— Written instruction —
Exactly as they appear, output all of the entries.

— Records to use —

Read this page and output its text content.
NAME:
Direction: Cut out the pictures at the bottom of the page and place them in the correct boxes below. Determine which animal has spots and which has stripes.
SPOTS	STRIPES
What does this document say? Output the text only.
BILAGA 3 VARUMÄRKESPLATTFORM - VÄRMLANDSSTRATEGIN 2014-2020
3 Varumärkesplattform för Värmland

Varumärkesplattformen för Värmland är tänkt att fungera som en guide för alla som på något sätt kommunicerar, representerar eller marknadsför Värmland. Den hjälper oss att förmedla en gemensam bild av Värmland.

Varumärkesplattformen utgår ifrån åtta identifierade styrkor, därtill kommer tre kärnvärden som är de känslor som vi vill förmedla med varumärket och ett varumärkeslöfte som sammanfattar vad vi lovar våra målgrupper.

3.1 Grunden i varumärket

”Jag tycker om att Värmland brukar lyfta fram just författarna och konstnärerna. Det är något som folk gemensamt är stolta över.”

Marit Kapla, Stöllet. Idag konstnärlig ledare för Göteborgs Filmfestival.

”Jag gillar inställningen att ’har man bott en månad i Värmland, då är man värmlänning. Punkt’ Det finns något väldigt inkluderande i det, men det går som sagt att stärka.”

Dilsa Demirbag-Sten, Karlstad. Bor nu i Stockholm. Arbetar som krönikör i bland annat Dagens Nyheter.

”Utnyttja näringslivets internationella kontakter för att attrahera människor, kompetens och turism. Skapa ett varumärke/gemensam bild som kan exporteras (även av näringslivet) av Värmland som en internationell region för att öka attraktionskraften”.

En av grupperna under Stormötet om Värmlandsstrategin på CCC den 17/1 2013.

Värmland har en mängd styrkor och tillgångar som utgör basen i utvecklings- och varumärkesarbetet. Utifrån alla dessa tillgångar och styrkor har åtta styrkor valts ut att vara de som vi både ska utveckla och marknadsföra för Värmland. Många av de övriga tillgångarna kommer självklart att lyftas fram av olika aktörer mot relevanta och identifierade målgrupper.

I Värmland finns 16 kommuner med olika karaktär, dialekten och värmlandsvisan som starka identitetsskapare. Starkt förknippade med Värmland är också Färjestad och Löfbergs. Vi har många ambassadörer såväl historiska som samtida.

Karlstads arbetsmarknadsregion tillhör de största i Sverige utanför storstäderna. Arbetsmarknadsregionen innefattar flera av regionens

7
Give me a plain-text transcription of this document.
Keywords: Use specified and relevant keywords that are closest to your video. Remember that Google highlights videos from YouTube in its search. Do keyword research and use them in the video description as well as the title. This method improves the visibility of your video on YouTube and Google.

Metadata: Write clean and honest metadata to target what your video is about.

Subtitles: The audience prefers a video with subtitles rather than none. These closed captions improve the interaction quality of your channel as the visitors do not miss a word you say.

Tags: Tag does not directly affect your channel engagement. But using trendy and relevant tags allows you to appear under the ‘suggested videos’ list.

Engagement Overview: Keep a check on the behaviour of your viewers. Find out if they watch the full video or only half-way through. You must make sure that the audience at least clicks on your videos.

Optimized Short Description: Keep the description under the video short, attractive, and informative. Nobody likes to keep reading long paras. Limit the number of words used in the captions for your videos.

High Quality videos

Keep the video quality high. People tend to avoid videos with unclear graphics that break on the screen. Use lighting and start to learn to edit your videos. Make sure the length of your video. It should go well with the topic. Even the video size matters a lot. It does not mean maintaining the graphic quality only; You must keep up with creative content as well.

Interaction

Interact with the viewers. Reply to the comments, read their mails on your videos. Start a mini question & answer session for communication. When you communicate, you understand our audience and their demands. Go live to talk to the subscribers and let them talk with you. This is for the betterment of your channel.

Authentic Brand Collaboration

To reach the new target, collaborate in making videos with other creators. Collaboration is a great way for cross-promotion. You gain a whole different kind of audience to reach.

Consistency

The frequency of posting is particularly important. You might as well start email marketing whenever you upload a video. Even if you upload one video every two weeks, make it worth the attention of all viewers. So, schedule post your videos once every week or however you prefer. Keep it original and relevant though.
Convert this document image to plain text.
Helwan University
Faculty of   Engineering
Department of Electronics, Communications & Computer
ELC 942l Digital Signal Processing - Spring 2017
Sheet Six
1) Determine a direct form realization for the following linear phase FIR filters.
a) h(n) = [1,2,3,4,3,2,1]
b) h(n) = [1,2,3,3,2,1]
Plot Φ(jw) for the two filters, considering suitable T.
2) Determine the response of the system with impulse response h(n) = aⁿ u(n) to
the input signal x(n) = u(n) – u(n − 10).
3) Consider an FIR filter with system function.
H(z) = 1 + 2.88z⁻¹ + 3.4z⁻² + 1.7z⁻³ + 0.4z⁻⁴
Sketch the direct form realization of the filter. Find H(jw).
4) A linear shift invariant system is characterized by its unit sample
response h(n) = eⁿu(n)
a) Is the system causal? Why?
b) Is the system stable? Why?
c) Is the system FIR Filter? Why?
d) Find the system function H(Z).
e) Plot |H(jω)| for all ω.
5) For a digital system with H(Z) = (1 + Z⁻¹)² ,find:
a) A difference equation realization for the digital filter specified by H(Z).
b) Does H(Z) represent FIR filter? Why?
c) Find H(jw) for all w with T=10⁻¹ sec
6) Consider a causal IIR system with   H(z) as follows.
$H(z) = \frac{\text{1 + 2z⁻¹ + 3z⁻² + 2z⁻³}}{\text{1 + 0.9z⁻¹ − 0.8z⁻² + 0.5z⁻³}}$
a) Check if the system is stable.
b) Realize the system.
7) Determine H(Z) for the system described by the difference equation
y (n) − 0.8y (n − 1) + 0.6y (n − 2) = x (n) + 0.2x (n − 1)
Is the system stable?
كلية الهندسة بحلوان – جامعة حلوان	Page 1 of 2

— Final result —
Read this page and output its text content.
NAME:
Direction: Cut out the pictures at the bottom of the page and place them in the correct boxes below. Determine which animal has spots and which has stripes.
SPOTS	STRIPES
What does this document say? Output the text only.
BILAGA 3 VARUMÄRKESPLATTFORM - VÄRMLANDSSTRATEGIN 2014-2020
3 Varumärkesplattform för Värmland

Varumärkesplattformen för Värmland är tänkt att fungera som en guide för alla som på något sätt kommunicerar, representerar eller marknadsför Värmland. Den hjälper oss att förmedla en gemensam bild av Värmland.

Varumärkesplattformen utgår ifrån åtta identifierade styrkor, därtill kommer tre kärnvärden som är de känslor som vi vill förmedla med varumärket och ett varumärkeslöfte som sammanfattar vad vi lovar våra målgrupper.

3.1 Grunden i varumärket

”Jag tycker om att Värmland brukar lyfta fram just författarna och konstnärerna. Det är något som folk gemensamt är stolta över.”

Marit Kapla, Stöllet. Idag konstnärlig ledare för Göteborgs Filmfestival.

”Jag gillar inställningen att ’har man bott en månad i Värmland, då är man värmlänning. Punkt’ Det finns något väldigt inkluderande i det, men det går som sagt att stärka.”

Dilsa Demirbag-Sten, Karlstad. Bor nu i Stockholm. Arbetar som krönikör i bland annat Dagens Nyheter.

”Utnyttja näringslivets internationella kontakter för att attrahera människor, kompetens och turism. Skapa ett varumärke/gemensam bild som kan exporteras (även av näringslivet) av Värmland som en internationell region för att öka attraktionskraften”.

En av grupperna under Stormötet om Värmlandsstrategin på CCC den 17/1 2013.

Värmland har en mängd styrkor och tillgångar som utgör basen i utvecklings- och varumärkesarbetet. Utifrån alla dessa tillgångar och styrkor har åtta styrkor valts ut att vara de som vi både ska utveckla och marknadsföra för Värmland. Många av de övriga tillgångarna kommer självklart att lyftas fram av olika aktörer mot relevanta och identifierade målgrupper.

I Värmland finns 16 kommuner med olika karaktär, dialekten och värmlandsvisan som starka identitetsskapare. Starkt förknippade med Värmland är också Färjestad och Löfbergs. Vi har många ambassadörer såväl historiska som samtida.

Karlstads arbetsmarknadsregion tillhör de största i Sverige utanför storstäderna. Arbetsmarknadsregionen innefattar flera av regionens

7
Give me a plain-text transcription of this document.
Keywords: Use specified and relevant keywords that are closest to your video. Remember that Google highlights videos from YouTube in its search. Do keyword research and use them in the video description as well as the title. This method improves the visibility of your video on YouTube and Google.

Metadata: Write clean and honest metadata to target what your video is about.

Subtitles: The audience prefers a video with subtitles rather than none. These closed captions improve the interaction quality of your channel as the visitors do not miss a word you say.

Tags: Tag does not directly affect your channel engagement. But using trendy and relevant tags allows you to appear under the ‘suggested videos’ list.

Engagement Overview: Keep a check on the behaviour of your viewers. Find out if they watch the full video or only half-way through. You must make sure that the audience at least clicks on your videos.

Optimized Short Description: Keep the description under the video short, attractive, and informative. Nobody likes to keep reading long paras. Limit the number of words used in the captions for your videos.

High Quality videos

Keep the video quality high. People tend to avoid videos with unclear graphics that break on the screen. Use lighting and start to learn to edit your videos. Make sure the length of your video. It should go well with the topic. Even the video size matters a lot. It does not mean maintaining the graphic quality only; You must keep up with creative content as well.

Interaction

Interact with the viewers. Reply to the comments, read their mails on your videos. Start a mini question & answer session for communication. When you communicate, you understand our audience and their demands. Go live to talk to the subscribers and let them talk with you. This is for the betterment of your channel.

Authentic Brand Collaboration

To reach the new target, collaborate in making videos with other creators. Collaboration is a great way for cross-promotion. You gain a whole different kind of audience to reach.

Consistency

The frequency of posting is particularly important. You might as well start email marketing whenever you upload a video. Even if you upload one video every two weeks, make it worth the attention of all viewers. So, schedule post your videos once every week or however you prefer. Keep it original and relevant though.
Convert this document image to plain text.
Helwan University
Faculty of   Engineering
Department of Electronics, Communications & Computer
ELC 942l Digital Signal Processing - Spring 2017
Sheet Six
1) Determine a direct form realization for the following linear phase FIR filters.
a) h(n) = [1,2,3,4,3,2,1]
b) h(n) = [1,2,3,3,2,1]
Plot Φ(jw) for the two filters, considering suitable T.
2) Determine the response of the system with impulse response h(n) = aⁿ u(n) to
the input signal x(n) = u(n) – u(n − 10).
3) Consider an FIR filter with system function.
H(z) = 1 + 2.88z⁻¹ + 3.4z⁻² + 1.7z⁻³ + 0.4z⁻⁴
Sketch the direct form realization of the filter. Find H(jw).
4) A linear shift invariant system is characterized by its unit sample
response h(n) = eⁿu(n)
a) Is the system causal? Why?
b) Is the system stable? Why?
c) Is the system FIR Filter? Why?
d) Find the system function H(Z).
e) Plot |H(jω)| for all ω.
5) For a digital system with H(Z) = (1 + Z⁻¹)² ,find:
a) A difference equation realization for the digital filter specified by H(Z).
b) Does H(Z) represent FIR filter? Why?
c) Find H(jw) for all w with T=10⁻¹ sec
6) Consider a causal IIR system with   H(z) as follows.
$H(z) = \frac{\text{1 + 2z⁻¹ + 3z⁻² + 2z⁻³}}{\text{1 + 0.9z⁻¹ − 0.8z⁻² + 0.5z⁻³}}$
a) Check if the system is stable.
b) Realize the system.
7) Determine H(Z) for the system described by the difference equation
y (n) − 0.8y (n − 1) + 0.6y (n − 2) = x (n) + 0.2x (n − 1)
Is the system stable?
كلية الهندسة بحلوان – جامعة حلوان	Page 1 of 2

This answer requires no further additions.